Repeat each record below exactly as given.
****
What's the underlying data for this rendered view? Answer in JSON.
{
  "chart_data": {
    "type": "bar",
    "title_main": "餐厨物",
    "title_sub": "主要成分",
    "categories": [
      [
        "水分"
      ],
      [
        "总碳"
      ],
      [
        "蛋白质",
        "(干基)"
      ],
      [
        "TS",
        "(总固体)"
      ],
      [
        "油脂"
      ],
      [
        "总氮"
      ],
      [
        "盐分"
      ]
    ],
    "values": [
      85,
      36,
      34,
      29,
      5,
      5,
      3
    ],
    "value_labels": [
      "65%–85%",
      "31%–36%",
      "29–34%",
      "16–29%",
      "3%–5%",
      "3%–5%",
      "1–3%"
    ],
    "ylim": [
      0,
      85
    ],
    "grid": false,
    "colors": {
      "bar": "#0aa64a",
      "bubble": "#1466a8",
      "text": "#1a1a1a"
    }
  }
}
****
» THE COMPLETED TASK:
What's the underlying data for this rendered view? Answer in JSON.
{
  "chart_data": {
    "type": "bar",
    "title_main": "餐厨物",
    "title_sub": "主要成分",
    "categories": [
      [
        "水分"
      ],
      [
        "总碳"
      ],
      [
        "蛋白质",
        "(干基)"
      ],
      [
        "TS",
        "(总固体)"
      ],
      [
        "油脂"
      ],
      [
        "总氮"
      ],
      [
        "盐分"
      ]
    ],
    "values": [
      85,
      36,
      34,
      29,
      5,
      5,
      3
    ],
    "value_labels": [
      "65%–85%",
      "31%–36%",
      "29–34%",
      "16–29%",
      "3%–5%",
      "3%–5%",
      "1–3%"
    ],
    "ylim": [
      0,
      85
    ],
    "grid": false,
    "colors": {
      "bar": "#0aa64a",
      "bubble": "#1466a8",
      "text": "#1a1a1a"
    }
  }
}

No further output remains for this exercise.